In the listing below, locate the lines that hold the string "subtitle". Copy those lines.

Figure dataset records
────────────────────────────────────────

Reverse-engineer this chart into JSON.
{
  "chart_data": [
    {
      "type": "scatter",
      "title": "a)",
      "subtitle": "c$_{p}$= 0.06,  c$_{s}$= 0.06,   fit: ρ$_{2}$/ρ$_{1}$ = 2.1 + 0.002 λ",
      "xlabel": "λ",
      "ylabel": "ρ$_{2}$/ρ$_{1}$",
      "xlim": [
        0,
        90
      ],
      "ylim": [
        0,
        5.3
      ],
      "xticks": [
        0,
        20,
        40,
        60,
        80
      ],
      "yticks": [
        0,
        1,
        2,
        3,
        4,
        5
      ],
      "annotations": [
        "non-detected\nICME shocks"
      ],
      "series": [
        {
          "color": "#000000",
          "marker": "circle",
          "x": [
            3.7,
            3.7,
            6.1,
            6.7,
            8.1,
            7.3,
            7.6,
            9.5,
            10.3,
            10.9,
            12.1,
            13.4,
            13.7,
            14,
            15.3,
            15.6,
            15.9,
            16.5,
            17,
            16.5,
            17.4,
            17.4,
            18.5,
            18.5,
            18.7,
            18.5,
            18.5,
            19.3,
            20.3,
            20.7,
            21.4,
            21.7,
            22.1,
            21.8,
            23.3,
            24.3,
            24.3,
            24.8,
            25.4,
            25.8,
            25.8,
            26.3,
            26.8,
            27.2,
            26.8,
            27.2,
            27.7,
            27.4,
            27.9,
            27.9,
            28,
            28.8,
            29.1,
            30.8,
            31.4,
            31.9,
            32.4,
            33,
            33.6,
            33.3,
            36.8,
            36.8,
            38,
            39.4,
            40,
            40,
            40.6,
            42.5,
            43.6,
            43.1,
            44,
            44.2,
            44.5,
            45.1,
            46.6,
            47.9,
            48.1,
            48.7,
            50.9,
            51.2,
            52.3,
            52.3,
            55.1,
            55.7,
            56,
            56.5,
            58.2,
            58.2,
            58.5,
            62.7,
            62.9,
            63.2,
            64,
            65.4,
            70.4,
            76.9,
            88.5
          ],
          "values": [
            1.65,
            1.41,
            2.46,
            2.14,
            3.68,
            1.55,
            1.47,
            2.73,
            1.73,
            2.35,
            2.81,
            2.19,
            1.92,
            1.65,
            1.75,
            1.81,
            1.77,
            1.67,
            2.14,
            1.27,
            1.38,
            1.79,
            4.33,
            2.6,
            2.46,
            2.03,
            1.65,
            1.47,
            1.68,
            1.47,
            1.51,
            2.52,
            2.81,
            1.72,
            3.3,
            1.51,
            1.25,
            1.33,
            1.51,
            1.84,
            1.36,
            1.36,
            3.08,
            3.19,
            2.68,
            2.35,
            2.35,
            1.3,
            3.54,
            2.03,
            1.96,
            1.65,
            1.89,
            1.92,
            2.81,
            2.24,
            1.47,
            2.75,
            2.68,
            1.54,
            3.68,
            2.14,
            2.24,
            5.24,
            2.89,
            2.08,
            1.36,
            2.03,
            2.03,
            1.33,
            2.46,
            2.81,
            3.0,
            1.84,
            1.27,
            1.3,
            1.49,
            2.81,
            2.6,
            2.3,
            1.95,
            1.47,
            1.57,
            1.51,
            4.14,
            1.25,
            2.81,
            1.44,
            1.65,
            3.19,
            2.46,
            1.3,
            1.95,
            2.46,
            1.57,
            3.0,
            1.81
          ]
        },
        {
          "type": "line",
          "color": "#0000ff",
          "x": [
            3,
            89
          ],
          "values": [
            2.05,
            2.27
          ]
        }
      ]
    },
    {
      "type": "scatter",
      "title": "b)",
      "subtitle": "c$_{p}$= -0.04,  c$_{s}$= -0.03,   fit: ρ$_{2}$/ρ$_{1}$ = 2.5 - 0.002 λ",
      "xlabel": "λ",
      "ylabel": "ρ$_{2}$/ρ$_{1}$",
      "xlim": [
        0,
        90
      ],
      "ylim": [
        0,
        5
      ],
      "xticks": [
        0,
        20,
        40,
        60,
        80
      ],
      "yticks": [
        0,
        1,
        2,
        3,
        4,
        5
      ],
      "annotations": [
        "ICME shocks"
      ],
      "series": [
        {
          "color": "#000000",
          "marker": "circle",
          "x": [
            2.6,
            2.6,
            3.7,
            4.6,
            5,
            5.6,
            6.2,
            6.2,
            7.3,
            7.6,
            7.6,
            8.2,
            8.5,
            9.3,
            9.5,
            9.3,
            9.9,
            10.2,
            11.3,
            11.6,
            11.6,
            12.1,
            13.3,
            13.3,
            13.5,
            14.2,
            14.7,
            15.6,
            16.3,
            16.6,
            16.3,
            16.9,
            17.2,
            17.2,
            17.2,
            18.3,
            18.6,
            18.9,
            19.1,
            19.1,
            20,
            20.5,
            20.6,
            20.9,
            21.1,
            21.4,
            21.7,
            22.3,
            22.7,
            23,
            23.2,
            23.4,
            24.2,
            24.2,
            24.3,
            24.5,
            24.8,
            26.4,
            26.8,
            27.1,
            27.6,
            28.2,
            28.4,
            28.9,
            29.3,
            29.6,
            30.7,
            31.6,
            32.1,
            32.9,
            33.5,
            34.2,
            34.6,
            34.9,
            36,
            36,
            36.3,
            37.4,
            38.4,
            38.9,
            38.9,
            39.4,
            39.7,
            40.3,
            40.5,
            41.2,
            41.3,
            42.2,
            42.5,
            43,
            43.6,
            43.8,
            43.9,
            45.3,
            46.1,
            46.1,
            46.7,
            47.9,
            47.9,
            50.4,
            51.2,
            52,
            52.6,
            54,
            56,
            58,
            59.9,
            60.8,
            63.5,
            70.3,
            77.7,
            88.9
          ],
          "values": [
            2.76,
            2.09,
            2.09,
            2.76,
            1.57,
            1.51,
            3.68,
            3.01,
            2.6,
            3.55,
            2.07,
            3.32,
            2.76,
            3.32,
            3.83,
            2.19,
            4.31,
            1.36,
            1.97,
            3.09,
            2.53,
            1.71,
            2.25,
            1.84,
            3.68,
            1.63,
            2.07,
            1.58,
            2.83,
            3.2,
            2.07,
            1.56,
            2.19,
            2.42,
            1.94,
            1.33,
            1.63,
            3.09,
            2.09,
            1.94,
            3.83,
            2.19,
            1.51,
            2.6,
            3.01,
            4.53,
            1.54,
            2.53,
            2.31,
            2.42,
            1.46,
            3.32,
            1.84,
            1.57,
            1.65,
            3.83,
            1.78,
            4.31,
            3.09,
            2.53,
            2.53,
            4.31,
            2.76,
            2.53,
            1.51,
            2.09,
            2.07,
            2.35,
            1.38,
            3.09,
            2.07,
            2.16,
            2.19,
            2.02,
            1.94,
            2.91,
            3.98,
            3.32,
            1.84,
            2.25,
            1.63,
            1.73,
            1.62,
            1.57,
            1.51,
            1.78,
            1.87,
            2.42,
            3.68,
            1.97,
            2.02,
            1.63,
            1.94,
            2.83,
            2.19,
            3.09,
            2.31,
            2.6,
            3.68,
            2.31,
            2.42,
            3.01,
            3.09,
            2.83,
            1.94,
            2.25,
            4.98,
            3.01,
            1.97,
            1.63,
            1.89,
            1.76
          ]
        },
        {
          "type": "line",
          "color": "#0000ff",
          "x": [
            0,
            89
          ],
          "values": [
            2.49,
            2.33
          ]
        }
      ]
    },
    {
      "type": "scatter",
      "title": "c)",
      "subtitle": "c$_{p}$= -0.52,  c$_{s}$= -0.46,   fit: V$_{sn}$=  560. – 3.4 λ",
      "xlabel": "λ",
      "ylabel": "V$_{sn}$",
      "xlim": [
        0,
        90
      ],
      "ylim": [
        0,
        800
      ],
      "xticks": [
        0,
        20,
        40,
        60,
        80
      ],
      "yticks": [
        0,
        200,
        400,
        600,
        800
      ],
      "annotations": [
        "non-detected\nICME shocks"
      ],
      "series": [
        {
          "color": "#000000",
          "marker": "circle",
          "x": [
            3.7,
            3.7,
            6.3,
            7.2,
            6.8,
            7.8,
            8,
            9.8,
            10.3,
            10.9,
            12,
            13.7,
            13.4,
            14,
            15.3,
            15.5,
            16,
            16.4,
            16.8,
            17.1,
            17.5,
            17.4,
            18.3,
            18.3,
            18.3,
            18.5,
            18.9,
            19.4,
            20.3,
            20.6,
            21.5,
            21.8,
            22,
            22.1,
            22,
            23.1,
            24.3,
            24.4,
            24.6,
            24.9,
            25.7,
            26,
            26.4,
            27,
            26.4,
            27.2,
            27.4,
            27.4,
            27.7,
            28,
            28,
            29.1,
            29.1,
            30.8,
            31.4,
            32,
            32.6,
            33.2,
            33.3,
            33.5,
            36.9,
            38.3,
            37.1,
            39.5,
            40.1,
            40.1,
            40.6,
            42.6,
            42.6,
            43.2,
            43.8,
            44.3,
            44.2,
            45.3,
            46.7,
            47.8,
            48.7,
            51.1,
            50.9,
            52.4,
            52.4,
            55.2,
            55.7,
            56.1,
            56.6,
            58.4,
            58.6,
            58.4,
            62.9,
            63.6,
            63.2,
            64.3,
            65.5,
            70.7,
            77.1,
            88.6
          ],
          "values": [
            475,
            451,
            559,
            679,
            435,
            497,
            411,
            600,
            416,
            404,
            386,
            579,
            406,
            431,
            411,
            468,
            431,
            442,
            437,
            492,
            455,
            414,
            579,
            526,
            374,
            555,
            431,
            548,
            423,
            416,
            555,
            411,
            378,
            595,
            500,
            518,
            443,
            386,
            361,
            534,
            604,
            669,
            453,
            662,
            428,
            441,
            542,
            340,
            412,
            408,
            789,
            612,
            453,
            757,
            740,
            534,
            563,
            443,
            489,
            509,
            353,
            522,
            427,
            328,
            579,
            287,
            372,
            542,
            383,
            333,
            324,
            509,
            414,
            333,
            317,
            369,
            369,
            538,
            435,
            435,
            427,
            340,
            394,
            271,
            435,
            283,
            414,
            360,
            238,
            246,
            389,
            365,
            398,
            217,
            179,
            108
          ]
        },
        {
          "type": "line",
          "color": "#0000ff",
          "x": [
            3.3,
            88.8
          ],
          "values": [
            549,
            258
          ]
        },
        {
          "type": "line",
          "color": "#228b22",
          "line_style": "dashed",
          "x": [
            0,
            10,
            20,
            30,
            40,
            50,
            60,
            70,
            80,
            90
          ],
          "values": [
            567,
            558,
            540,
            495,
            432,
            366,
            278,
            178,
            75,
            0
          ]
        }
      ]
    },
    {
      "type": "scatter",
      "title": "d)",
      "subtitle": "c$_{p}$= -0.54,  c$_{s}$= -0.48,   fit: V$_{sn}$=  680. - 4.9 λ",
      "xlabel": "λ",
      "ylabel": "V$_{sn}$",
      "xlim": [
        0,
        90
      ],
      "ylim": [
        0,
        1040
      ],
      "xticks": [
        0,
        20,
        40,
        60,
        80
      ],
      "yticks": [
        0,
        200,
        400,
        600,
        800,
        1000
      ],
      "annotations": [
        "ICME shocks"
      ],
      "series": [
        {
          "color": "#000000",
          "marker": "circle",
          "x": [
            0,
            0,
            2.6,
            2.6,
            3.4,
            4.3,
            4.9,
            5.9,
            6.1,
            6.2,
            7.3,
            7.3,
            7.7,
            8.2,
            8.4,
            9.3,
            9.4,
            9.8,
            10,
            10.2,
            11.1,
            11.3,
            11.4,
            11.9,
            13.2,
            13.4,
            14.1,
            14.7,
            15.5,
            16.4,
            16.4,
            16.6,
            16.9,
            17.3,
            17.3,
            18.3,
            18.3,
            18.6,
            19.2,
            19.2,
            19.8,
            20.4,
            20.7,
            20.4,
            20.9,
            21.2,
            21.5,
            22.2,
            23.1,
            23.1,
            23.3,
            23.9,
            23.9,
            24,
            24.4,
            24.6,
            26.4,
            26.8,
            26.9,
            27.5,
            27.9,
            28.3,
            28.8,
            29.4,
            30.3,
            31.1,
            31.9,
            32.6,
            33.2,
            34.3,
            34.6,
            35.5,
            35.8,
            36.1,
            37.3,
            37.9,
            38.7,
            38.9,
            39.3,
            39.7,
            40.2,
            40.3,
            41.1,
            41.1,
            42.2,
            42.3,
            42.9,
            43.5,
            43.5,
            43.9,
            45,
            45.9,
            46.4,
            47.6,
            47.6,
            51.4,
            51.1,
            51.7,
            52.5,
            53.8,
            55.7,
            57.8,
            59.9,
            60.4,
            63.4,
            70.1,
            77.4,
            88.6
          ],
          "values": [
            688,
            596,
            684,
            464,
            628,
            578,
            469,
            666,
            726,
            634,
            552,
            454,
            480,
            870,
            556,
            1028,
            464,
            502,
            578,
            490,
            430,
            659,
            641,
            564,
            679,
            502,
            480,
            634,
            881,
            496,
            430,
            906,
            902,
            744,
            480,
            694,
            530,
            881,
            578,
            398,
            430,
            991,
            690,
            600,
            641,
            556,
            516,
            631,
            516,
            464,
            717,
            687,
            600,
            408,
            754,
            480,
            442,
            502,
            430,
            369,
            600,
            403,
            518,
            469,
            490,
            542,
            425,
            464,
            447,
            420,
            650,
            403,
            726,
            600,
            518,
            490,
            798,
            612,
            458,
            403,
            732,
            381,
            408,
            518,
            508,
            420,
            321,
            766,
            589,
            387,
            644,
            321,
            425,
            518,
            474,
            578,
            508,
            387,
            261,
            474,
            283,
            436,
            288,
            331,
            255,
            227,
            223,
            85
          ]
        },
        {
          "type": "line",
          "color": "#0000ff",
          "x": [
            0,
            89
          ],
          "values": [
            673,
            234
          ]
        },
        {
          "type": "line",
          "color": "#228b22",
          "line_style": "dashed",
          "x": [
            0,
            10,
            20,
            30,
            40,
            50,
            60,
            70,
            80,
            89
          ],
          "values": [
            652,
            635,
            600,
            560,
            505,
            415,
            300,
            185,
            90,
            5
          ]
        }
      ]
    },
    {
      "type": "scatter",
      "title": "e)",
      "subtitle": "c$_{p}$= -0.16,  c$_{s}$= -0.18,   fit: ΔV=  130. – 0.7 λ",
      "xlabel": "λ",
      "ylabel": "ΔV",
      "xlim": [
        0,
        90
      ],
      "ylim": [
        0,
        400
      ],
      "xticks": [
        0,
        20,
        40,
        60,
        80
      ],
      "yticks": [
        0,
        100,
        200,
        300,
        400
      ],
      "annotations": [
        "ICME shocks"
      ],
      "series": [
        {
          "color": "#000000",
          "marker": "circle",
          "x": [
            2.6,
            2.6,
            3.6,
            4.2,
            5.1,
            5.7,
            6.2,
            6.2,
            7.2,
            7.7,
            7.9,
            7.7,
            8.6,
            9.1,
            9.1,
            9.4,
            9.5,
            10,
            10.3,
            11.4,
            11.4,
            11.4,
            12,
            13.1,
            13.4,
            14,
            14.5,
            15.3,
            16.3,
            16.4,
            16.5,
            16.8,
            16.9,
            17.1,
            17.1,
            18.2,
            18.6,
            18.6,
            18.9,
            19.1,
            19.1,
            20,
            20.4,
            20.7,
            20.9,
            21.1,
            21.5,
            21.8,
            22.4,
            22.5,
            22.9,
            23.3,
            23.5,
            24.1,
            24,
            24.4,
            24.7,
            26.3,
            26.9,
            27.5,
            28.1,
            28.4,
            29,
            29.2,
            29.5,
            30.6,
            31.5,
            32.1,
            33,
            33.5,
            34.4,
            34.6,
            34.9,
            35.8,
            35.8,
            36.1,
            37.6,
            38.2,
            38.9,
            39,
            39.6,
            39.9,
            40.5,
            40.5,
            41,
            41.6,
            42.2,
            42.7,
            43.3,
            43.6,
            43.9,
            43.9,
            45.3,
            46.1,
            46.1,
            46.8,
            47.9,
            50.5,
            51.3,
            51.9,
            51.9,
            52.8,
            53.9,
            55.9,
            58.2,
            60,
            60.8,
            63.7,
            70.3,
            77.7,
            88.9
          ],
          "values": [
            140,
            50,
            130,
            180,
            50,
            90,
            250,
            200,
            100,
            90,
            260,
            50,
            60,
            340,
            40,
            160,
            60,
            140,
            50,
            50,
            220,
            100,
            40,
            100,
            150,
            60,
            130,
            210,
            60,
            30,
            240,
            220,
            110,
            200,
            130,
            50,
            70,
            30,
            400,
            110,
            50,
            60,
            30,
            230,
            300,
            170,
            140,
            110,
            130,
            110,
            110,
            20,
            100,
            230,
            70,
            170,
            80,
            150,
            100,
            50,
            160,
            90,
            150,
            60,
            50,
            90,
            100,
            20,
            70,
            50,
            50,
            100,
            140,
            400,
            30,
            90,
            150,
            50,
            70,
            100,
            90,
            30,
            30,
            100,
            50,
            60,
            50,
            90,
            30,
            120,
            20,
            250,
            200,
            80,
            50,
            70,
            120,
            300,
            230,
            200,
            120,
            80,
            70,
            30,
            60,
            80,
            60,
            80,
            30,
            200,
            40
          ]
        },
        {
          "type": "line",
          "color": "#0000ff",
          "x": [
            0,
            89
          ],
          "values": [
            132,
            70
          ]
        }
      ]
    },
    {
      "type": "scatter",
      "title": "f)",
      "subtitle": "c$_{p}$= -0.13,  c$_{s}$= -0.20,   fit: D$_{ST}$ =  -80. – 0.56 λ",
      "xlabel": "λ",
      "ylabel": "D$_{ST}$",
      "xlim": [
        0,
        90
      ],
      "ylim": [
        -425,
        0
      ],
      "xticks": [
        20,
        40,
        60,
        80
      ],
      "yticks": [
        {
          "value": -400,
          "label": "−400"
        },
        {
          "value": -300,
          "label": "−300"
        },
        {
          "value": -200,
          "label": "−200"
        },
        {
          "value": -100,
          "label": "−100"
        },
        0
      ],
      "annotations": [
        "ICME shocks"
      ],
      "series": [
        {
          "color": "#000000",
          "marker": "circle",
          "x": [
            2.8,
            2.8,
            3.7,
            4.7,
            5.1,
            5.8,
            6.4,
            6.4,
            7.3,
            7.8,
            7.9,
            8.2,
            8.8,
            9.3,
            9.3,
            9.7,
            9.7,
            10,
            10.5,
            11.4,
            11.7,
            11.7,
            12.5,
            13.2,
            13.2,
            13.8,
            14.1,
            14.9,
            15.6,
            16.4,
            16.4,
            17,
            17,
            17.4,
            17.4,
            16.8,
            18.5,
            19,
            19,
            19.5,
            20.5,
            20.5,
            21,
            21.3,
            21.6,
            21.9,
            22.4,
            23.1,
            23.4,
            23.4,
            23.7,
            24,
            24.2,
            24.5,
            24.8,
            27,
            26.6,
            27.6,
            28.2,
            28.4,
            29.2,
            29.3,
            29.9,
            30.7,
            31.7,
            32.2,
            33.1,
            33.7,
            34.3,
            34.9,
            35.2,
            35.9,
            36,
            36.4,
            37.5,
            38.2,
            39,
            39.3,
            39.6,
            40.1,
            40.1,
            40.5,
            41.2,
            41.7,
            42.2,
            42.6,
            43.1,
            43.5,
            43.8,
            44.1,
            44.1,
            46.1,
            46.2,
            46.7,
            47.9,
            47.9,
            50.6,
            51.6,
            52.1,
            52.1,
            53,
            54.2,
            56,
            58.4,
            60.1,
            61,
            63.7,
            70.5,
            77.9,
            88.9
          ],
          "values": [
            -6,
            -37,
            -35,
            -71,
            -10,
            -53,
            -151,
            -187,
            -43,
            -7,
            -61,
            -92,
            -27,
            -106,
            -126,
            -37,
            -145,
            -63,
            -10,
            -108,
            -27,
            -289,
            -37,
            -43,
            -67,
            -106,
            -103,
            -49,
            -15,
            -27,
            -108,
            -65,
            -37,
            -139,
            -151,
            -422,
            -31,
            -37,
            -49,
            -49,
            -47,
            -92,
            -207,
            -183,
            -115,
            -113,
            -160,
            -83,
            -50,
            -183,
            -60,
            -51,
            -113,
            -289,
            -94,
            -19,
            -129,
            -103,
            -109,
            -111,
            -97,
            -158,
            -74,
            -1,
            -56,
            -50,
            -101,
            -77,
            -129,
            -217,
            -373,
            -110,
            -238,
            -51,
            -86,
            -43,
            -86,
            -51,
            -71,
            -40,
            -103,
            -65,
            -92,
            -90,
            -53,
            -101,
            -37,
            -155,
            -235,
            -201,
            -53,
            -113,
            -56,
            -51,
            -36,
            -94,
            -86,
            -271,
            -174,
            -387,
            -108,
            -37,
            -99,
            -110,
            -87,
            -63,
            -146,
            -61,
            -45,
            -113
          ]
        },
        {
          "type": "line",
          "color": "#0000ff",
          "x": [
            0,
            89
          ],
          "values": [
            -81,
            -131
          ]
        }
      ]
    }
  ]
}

────────────────────────────────────────

Output —
      "subtitle": "c$_{p}$= 0.06,  c$_{s}$= 0.06,   fit: ρ$_{2}$/ρ$_{1}$ = 2.1 + 0.002 λ",
      "subtitle": "c$_{p}$= -0.04,  c$_{s}$= -0.03,   fit: ρ$_{2}$/ρ$_{1}$ = 2.5 - 0.002 λ",
      "subtitle": "c$_{p}$= -0.52,  c$_{s}$= -0.46,   fit: V$_{sn}$=  560. – 3.4 λ",
      "subtitle": "c$_{p}$= -0.54,  c$_{s}$= -0.48,   fit: V$_{sn}$=  680. - 4.9 λ",
      "subtitle": "c$_{p}$= -0.16,  c$_{s}$= -0.18,   fit: ΔV=  130. – 0.7 λ",
      "subtitle": "c$_{p}$= -0.13,  c$_{s}$= -0.20,   fit: D$_{ST}$ =  -80. – 0.56 λ",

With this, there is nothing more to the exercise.